## Short exercise
How many lines of the entries below include the word "marker"? Answer with the number alone.

## Material supplied

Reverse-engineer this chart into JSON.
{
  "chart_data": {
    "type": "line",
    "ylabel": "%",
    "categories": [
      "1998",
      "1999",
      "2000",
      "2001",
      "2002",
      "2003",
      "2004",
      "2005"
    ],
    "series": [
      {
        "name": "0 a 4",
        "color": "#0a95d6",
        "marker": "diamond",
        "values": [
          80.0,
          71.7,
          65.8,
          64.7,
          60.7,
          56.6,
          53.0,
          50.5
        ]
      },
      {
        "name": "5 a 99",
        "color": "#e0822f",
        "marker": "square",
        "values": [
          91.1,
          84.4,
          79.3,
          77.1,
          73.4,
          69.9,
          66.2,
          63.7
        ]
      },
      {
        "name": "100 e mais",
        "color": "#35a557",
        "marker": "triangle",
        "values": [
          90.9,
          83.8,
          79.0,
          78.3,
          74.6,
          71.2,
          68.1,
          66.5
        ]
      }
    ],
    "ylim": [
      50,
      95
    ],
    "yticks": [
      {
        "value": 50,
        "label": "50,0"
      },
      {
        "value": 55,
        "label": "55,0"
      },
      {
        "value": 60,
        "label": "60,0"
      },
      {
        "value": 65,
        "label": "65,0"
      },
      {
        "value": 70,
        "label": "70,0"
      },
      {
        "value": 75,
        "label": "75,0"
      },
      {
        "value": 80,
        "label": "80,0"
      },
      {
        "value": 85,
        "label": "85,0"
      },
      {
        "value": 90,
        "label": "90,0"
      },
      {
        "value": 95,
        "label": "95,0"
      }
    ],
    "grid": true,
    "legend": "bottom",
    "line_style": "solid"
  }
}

## Solution
3